##### Data provided #####

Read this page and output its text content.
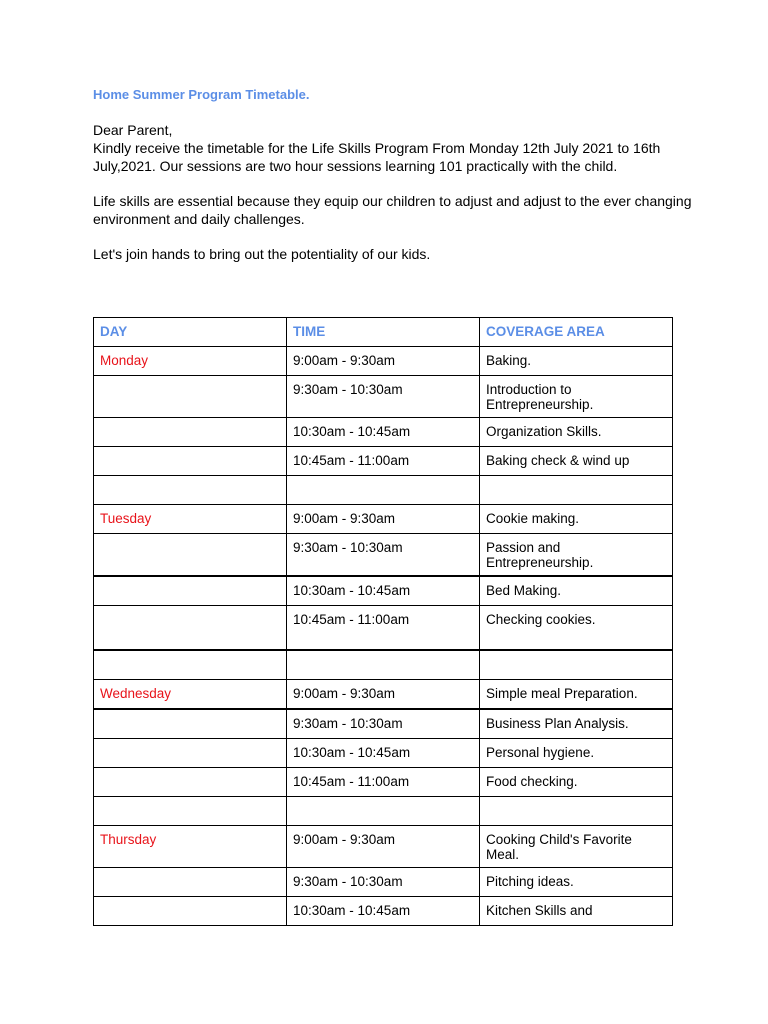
Home Summer Program Timetable.

Dear Parent,

Kindly receive the timetable for the Life Skills Program From Monday 12th July 2021 to 16th July,2021. Our sessions are two hour sessions learning 101 practically with the child.

Life skills are essential because they equip our children to adjust and adjust to the ever changing environment and daily challenges.

Let's join hands to bring out the potentiality of our kids.

DAY	TIME	COVERAGE AREA
Monday	9:00am - 9:30am	Baking.
	9:30am - 10:30am	Introduction to Entrepreneurship.
	10:30am - 10:45am	Organization Skills.
	10:45am - 11:00am	Baking check & wind up

Tuesday	9:00am - 9:30am	Cookie making.
	9:30am - 10:30am	Passion and Entrepreneurship.
	10:30am - 10:45am	Bed Making.
	10:45am - 11:00am	Checking cookies.

Wednesday	9:00am - 9:30am	Simple meal Preparation.
	9:30am - 10:30am	Business Plan Analysis.
	10:30am - 10:45am	Personal hygiene.
	10:45am - 11:00am	Food checking.

Thursday	9:00am - 9:30am	Cooking Child's Favorite Meal.
	9:30am - 10:30am	Pitching ideas.
	10:30am - 10:45am	Kitchen Skills and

#####

**Your goal:** Leave out the pictures and return every record word for word.

**Correct output:**
Read this page and output its text content.
Home Summer Program Timetable.

Dear Parent,

Kindly receive the timetable for the Life Skills Program From Monday 12th July 2021 to 16th July,2021. Our sessions are two hour sessions learning 101 practically with the child.

Life skills are essential because they equip our children to adjust and adjust to the ever changing environment and daily challenges.

Let's join hands to bring out the potentiality of our kids.

DAY	TIME	COVERAGE AREA
Monday	9:00am - 9:30am	Baking.
	9:30am - 10:30am	Introduction to Entrepreneurship.
	10:30am - 10:45am	Organization Skills.
	10:45am - 11:00am	Baking check & wind up

Tuesday	9:00am - 9:30am	Cookie making.
	9:30am - 10:30am	Passion and Entrepreneurship.
	10:30am - 10:45am	Bed Making.
	10:45am - 11:00am	Checking cookies.

Wednesday	9:00am - 9:30am	Simple meal Preparation.
	9:30am - 10:30am	Business Plan Analysis.
	10:30am - 10:45am	Personal hygiene.
	10:45am - 11:00am	Food checking.

Thursday	9:00am - 9:30am	Cooking Child's Favorite Meal.
	9:30am - 10:30am	Pitching ideas.
	10:30am - 10:45am	Kitchen Skills and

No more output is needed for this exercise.